29 de junio de 2013

Conocidos invisibles.


Es curioso cuando vuelvo a mi ciudad natal a hacer la típica visita de rigor y noto como las cosas siguen sin cambiar demasiado. Si me fijo puedo hasta sentir el estatismo del asfalto cuando ando lentamente por las calles, las historias que dejé años atrás en la misma esquina siguen ahí, igual que las hieráticas huellas sobre los edificios que algún día soñaba que iba a escalar mientras miraba por la ventana.

Anoche salí a cenar con un amigo y, curiosamente, no paré de ver gente conocida que pertenecían ya a un pasado bastante lejano. Que si excompañeros de instituto metidos a empresarios de un restaurante dónde sirven hamburguesas con el pan de color azul o verde, que si un chaval del colectivo LGTB al que solía ir en mis años mozos y, por último, aquel chico raro al que siempre veía distraído en medio de la pista, como esperando a que alguien llegara para salvarlo... No deja de sorprenderme porque, si soy sincero, no soy una persona con unas redes sociales muy amplias, sino todo lo contrario... Conocidos que se cruzan delante de ti pero que, al fin y al cabo, son invisibles.

CONSIGNA A: Presenta como lista numerada la parte de los registros que va desde su comienzo hasta la línea que contiene "sidebar-item-label: ビデオ: [42, 300, 70, 310]", ambas incluidas, sin las líneas en blanco.

DATOS PROPORCIONADOS:
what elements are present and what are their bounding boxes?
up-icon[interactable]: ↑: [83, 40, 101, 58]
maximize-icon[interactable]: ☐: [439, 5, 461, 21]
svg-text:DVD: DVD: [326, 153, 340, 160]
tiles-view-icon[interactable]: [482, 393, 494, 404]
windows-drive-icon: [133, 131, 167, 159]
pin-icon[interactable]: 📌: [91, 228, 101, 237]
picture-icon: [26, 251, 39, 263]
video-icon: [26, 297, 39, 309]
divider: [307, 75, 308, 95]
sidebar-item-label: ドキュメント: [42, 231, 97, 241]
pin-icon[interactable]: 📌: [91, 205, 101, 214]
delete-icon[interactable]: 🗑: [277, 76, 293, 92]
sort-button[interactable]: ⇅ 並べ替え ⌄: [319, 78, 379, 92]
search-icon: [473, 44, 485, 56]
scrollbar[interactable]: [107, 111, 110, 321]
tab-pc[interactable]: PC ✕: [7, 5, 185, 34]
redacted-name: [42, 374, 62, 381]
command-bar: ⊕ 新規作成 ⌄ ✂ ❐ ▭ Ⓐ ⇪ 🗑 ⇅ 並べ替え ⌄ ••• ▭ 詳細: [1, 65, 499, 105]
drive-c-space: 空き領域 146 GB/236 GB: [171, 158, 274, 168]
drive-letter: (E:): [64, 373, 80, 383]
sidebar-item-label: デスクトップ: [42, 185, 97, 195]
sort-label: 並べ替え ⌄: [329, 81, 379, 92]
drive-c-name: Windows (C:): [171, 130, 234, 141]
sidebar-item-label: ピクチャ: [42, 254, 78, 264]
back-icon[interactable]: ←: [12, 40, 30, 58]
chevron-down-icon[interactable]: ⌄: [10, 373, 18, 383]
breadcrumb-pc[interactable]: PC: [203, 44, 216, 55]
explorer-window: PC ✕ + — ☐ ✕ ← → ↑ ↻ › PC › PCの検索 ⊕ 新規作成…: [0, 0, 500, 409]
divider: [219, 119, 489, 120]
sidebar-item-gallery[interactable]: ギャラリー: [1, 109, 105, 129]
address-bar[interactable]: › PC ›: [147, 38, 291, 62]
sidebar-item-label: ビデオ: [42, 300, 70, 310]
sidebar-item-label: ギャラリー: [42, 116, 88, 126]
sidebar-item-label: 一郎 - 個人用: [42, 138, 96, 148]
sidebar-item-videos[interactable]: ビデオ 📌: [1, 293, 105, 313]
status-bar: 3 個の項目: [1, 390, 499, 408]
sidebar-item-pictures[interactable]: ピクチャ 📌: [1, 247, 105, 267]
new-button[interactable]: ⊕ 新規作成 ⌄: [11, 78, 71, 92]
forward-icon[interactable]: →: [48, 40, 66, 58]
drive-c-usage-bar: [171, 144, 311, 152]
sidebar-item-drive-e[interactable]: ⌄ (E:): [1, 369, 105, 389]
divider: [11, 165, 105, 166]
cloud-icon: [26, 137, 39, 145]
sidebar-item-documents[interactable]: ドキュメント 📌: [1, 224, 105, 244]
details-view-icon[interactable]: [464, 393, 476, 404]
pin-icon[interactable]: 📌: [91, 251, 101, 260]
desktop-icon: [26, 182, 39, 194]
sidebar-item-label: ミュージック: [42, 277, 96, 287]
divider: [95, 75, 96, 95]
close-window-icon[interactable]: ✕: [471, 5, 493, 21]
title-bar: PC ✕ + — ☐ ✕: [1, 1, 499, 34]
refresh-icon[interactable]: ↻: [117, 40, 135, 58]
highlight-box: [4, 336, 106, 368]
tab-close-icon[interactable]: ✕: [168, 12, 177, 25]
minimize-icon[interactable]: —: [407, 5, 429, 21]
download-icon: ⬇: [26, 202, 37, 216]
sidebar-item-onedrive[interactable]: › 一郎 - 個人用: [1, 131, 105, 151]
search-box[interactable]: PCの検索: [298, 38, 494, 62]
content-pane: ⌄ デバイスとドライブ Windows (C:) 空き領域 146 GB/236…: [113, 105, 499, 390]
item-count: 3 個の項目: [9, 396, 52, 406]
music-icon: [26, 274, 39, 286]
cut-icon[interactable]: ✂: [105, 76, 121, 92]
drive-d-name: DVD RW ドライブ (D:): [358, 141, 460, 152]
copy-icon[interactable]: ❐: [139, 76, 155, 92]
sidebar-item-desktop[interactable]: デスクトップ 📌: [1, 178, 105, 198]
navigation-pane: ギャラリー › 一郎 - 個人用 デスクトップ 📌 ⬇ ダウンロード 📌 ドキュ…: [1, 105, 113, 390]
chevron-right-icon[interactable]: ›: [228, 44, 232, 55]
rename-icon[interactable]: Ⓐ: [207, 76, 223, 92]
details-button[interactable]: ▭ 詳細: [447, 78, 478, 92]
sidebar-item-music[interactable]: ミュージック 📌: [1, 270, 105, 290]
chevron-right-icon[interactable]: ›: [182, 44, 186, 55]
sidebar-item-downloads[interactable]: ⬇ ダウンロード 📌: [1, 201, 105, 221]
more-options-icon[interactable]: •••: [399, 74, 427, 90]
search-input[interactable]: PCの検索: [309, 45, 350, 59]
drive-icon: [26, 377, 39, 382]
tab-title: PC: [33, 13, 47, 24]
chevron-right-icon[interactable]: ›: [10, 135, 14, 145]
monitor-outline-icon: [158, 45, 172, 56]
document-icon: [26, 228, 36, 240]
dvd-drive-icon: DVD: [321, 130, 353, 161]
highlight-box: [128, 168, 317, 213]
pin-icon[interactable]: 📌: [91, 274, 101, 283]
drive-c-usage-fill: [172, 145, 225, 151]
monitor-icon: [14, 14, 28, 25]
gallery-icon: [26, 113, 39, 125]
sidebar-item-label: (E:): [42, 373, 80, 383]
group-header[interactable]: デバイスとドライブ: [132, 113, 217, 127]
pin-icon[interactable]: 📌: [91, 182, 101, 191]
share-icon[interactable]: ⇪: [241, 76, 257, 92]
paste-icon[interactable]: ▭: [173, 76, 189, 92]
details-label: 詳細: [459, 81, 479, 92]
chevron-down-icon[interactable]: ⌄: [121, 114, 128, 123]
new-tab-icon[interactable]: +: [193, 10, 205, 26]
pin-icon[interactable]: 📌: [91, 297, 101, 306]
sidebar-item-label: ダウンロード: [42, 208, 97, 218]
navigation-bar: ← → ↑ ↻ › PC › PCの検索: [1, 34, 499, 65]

CONSIGNA B: Copia del texto el fragmento que empieza con las palabras "29 de junio" y termina con "por la ventana.".

SOLUCIÓN A:
1. what elements are present and what are their bounding boxes?
2. up-icon[interactable]: ↑: [83, 40, 101, 58]
3. maximize-icon[interactable]: ☐: [439, 5, 461, 21]
4. svg-text:DVD: DVD: [326, 153, 340, 160]
5. tiles-view-icon[interactable]: [482, 393, 494, 404]
6. windows-drive-icon: [133, 131, 167, 159]
7. pin-icon[interactable]: 📌: [91, 228, 101, 237]
8. picture-icon: [26, 251, 39, 263]
9. video-icon: [26, 297, 39, 309]
10. divider: [307, 75, 308, 95]
11. sidebar-item-label: ドキュメント: [42, 231, 97, 241]
12. pin-icon[interactable]: 📌: [91, 205, 101, 214]
13. delete-icon[interactable]: 🗑: [277, 76, 293, 92]
14. sort-button[interactable]: ⇅ 並べ替え ⌄: [319, 78, 379, 92]
15. search-icon: [473, 44, 485, 56]
16. scrollbar[interactable]: [107, 111, 110, 321]
17. tab-pc[interactable]: PC ✕: [7, 5, 185, 34]
18. redacted-name: [42, 374, 62, 381]
19. command-bar: ⊕ 新規作成 ⌄ ✂ ❐ ▭ Ⓐ ⇪ 🗑 ⇅ 並べ替え ⌄ ••• ▭ 詳細: [1, 65, 499, 105]
20. drive-c-space: 空き領域 146 GB/236 GB: [171, 158, 274, 168]
21. drive-letter: (E:): [64, 373, 80, 383]
22. sidebar-item-label: デスクトップ: [42, 185, 97, 195]
23. sort-label: 並べ替え ⌄: [329, 81, 379, 92]
24. drive-c-name: Windows (C:): [171, 130, 234, 141]
25. sidebar-item-label: ピクチャ: [42, 254, 78, 264]
26. back-icon[interactable]: ←: [12, 40, 30, 58]
27. chevron-down-icon[interactable]: ⌄: [10, 373, 18, 383]
28. breadcrumb-pc[interactable]: PC: [203, 44, 216, 55]
29. explorer-window: PC ✕ + — ☐ ✕ ← → ↑ ↻ › PC › PCの検索 ⊕ 新規作成…: [0, 0, 500, 409]
30. divider: [219, 119, 489, 120]
31. sidebar-item-gallery[interactable]: ギャラリー: [1, 109, 105, 129]
32. address-bar[interactable]: › PC ›: [147, 38, 291, 62]
33. sidebar-item-label: ビデオ: [42, 300, 70, 310]

SOLUCIÓN B:
29 de junio de 2013

Conocidos invisibles.


Es curioso cuando vuelvo a mi ciudad natal a hacer la típica visita de rigor y noto como las cosas siguen sin cambiar demasiado. Si me fijo puedo hasta sentir el estatismo del asfalto cuando ando lentamente por las calles, las historias que dejé años atrás en la misma esquina siguen ahí, igual que las hieráticas huellas sobre los edificios que algún día soñaba que iba a escalar mientras miraba por la ventana.